Der Zauberspiegel

Mirror ist das dritte Buch von Karl Olsberg, das ich gelesen habe (besser: mir von dem Hörbuchdienst einer „Datenkrake“ habe vorlesen lassen).

Der Autor baut immer gerne ein paar Elemente aus seinem Wohnumfeld (Hamburg) ein. Aber nicht nur die deutschen Schauplätze sondern auch seine hauptberufliche Auseinandersetzung mit der Wirtschaft und seine Promotion in einem KI Thema führen dazu, dass die beschriebenen Szenarien auch aus technischer und wirtschaftlicher Sicht nachvollziehbar sind.

Besonders gefallen mir diese Aspekte:

  • Das Eindringen der Technik in das tägliche Leben der Menschen, dieses wird über eine Art persönlicher digitaler Assistent („Mirror“) erreicht.
  • Die „Intelligenz“ entsteht aus der Kombination der Einzelerkenntnisse.

Auszüge aus dem Datensatz
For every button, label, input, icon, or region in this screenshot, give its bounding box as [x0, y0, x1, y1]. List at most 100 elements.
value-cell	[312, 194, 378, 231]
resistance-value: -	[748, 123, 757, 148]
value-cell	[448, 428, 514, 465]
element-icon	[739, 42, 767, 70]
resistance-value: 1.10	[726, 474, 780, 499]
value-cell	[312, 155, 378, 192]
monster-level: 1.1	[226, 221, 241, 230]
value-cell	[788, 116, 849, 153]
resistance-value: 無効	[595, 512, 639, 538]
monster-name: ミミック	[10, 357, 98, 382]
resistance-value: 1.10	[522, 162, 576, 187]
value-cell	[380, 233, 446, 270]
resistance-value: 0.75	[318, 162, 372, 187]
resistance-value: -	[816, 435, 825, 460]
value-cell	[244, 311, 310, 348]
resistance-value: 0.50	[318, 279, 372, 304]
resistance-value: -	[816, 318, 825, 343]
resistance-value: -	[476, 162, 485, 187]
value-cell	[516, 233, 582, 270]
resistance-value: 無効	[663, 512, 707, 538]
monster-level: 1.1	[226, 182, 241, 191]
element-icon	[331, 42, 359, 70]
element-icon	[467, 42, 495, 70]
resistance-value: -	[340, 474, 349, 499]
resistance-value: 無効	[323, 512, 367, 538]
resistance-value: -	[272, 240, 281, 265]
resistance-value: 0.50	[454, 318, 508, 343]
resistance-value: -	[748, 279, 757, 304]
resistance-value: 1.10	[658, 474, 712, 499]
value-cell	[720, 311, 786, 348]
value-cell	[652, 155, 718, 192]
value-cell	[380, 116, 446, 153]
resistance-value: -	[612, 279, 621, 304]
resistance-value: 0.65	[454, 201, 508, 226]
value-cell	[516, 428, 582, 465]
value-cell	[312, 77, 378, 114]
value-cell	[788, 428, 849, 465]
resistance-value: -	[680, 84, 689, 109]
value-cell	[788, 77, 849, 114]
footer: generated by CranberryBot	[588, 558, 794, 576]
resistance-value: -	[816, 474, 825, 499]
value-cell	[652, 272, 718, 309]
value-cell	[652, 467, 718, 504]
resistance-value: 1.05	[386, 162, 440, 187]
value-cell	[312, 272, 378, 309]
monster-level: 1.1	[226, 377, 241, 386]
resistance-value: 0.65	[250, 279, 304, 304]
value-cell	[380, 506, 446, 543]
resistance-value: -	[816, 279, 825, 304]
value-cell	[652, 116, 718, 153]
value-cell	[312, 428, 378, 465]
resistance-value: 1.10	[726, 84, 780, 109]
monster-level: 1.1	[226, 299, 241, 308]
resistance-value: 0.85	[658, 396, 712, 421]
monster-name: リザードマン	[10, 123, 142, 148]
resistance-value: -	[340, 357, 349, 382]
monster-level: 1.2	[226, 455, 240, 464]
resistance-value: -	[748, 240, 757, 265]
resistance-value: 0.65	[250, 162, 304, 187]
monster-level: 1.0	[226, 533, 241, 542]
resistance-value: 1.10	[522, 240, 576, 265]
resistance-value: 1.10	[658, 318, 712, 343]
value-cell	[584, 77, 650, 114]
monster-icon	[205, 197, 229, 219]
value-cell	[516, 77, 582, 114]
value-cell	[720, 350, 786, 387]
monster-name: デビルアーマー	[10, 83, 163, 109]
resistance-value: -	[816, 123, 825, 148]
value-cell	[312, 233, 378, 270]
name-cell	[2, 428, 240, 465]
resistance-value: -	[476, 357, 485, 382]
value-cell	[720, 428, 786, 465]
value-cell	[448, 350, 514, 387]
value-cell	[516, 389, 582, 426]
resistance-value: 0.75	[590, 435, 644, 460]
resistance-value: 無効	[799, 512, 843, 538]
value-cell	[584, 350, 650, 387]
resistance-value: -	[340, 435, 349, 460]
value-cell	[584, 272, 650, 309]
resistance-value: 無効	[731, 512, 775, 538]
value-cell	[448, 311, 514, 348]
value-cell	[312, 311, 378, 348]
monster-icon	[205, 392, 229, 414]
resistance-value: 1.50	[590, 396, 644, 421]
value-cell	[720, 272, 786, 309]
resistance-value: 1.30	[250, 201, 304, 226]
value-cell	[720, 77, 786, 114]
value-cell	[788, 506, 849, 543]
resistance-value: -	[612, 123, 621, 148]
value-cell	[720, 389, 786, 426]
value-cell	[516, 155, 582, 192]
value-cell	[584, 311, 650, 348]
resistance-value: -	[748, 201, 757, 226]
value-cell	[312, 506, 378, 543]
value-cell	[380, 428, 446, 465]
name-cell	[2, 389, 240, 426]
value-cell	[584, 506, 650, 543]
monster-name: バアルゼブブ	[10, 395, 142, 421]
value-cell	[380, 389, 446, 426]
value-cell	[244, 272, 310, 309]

● **AUFGABE 1**:
In welcher Stadt wohnt der Autor laut der Buchbesprechung zu Mirror?
● **AUFGABE 2**:
Stimmen die folgenden Aussagen mit der Buchbesprechung zu Mirror überein? Gib zu jeder Aussage Ja oder Nein an und belege es mit einem wörtlichen Zitat. (a) Mirror ist das erste Buch von Karl Olsberg, das gelesen wurde. (b) Der Autor hat in einem KI-Thema promoviert. (c) Der persönliche digitale Assistent trägt die Bezeichnung „Mirror“.
● **AUFGABE 3**:
Führe die Buchbesprechung zu Mirror im Anschluss an ihren letzten Satz weiter.

● **LÖSUNG 1**:
Er wohnt in Hamburg.

● **LÖSUNG 2**:
(a) Nein: „Mirror ist das dritte Buch von Karl Olsberg, das ich gelesen habe“
(b) Ja: „seine Promotion in einem KI Thema“
(c) Ja: „über eine Art persönlicher digitaler Assistent („Mirror“) erreicht“

● **LÖSUNG 3**:
  • Das Verhältnis der Segnungen und der Gefahren einer Technologie.
  • Die Nutzung der Technologie aus unterschiedlichen menschlichen Situationen (Konzernführung, Endnutzer mit unterschiedlichem Grad an krimineller Energie, Nutzung durch Behinderte, Sicht der Behörden …)
  • Die Optimierungsfunktion; also die übergeordnete Aufgabenstellung, die einem selbstlernenden System mitgegeben wird (werden muß).

Eine klare Lese- / Hörempfehlung für Interessierte.